### Written instruction
Could you write out the records below exactly as they appear, leaving out any pictures?

-- Input data start --

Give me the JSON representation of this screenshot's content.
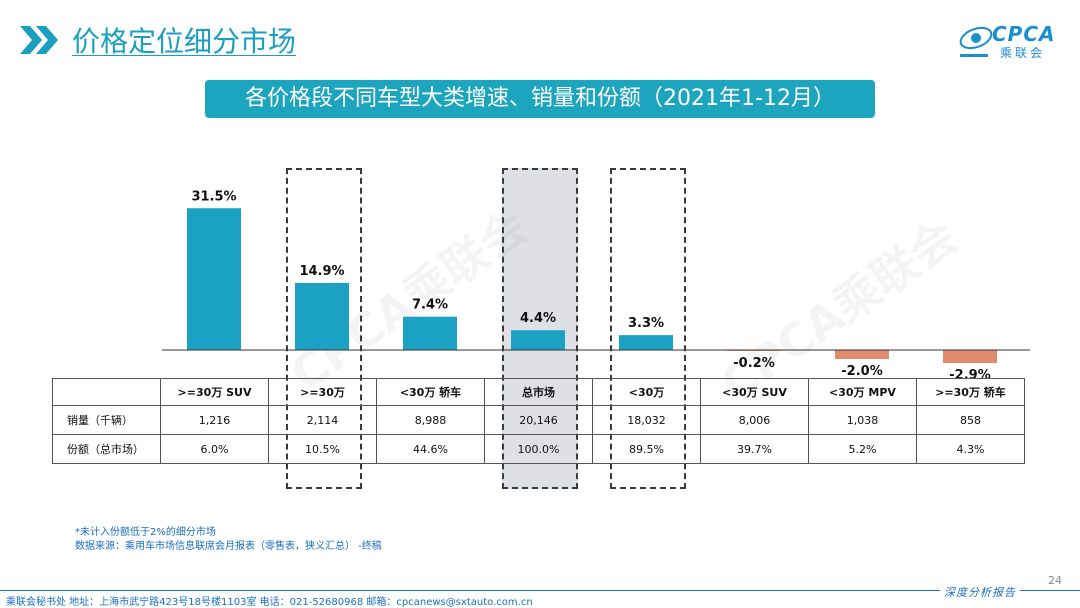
{
  "header": {
    "title": "价格定位细分市场",
    "logo_text": "CPCA",
    "logo_sub": "乘联会"
  },
  "banner": "各价格段不同车型大类增速、销量和份额（2021年1-12月）",
  "watermark": "CPCA乘联会",
  "chart_data": {
    "type": "bar",
    "categories": [
      ">=30万 SUV",
      ">=30万",
      "<30万 轿车",
      "总市场",
      "<30万",
      "<30万 SUV",
      "<30万 MPV",
      ">=30万 轿车"
    ],
    "values": [
      31.5,
      14.9,
      7.4,
      4.4,
      3.3,
      -0.2,
      -2.0,
      -2.9
    ],
    "value_labels": [
      "31.5%",
      "14.9%",
      "7.4%",
      "4.4%",
      "3.3%",
      "-0.2%",
      "-2.0%",
      "-2.9%"
    ],
    "ylim": [
      -3,
      31.5
    ],
    "positive_color": "#1ba1c4",
    "negative_color": "#e08a6e",
    "title": "",
    "xlabel": "",
    "ylabel": "",
    "grid": false,
    "highlighted_columns": [
      1,
      3,
      4
    ],
    "shaded_columns": [
      3
    ]
  },
  "table": {
    "rows": [
      {
        "label": "销量（千辆）",
        "values": [
          "1,216",
          "2,114",
          "8,988",
          "20,146",
          "18,032",
          "8,006",
          "1,038",
          "858"
        ]
      },
      {
        "label": "份额（总市场）",
        "values": [
          "6.0%",
          "10.5%",
          "44.6%",
          "100.0%",
          "89.5%",
          "39.7%",
          "5.2%",
          "4.3%"
        ]
      }
    ]
  },
  "notes": {
    "line1": "*未计入份额低于2%的细分市场",
    "line2": "数据来源：乘用车市场信息联席会月报表（零售表，狭义汇总）  -终稿"
  },
  "footer": {
    "text": "乘联会秘书处   地址：上海市武宁路423号18号楼1103室   电话：021-52680968   邮箱：cpcanews@sxtauto.com.cn",
    "report": "深度分析报告",
    "page_number": "24"
  }
}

-- Input data end --

### Written answer
Give me the JSON representation of this screenshot's content.
{
  "header": {
    "title": "价格定位细分市场",
    "logo_text": "CPCA",
    "logo_sub": "乘联会"
  },
  "banner": "各价格段不同车型大类增速、销量和份额（2021年1-12月）",
  "watermark": "CPCA乘联会",
  "chart_data": {
    "type": "bar",
    "categories": [
      ">=30万 SUV",
      ">=30万",
      "<30万 轿车",
      "总市场",
      "<30万",
      "<30万 SUV",
      "<30万 MPV",
      ">=30万 轿车"
    ],
    "values": [
      31.5,
      14.9,
      7.4,
      4.4,
      3.3,
      -0.2,
      -2.0,
      -2.9
    ],
    "value_labels": [
      "31.5%",
      "14.9%",
      "7.4%",
      "4.4%",
      "3.3%",
      "-0.2%",
      "-2.0%",
      "-2.9%"
    ],
    "ylim": [
      -3,
      31.5
    ],
    "positive_color": "#1ba1c4",
    "negative_color": "#e08a6e",
    "title": "",
    "xlabel": "",
    "ylabel": "",
    "grid": false,
    "highlighted_columns": [
      1,
      3,
      4
    ],
    "shaded_columns": [
      3
    ]
  },
  "table": {
    "rows": [
      {
        "label": "销量（千辆）",
        "values": [
          "1,216",
          "2,114",
          "8,988",
          "20,146",
          "18,032",
          "8,006",
          "1,038",
          "858"
        ]
      },
      {
        "label": "份额（总市场）",
        "values": [
          "6.0%",
          "10.5%",
          "44.6%",
          "100.0%",
          "89.5%",
          "39.7%",
          "5.2%",
          "4.3%"
        ]
      }
    ]
  },
  "notes": {
    "line1": "*未计入份额低于2%的细分市场",
    "line2": "数据来源：乘用车市场信息联席会月报表（零售表，狭义汇总）  -终稿"
  },
  "footer": {
    "text": "乘联会秘书处   地址：上海市武宁路423号18号楼1103室   电话：021-52680968   邮箱：cpcanews@sxtauto.com.cn",
    "report": "深度分析报告",
    "page_number": "24"
  }
}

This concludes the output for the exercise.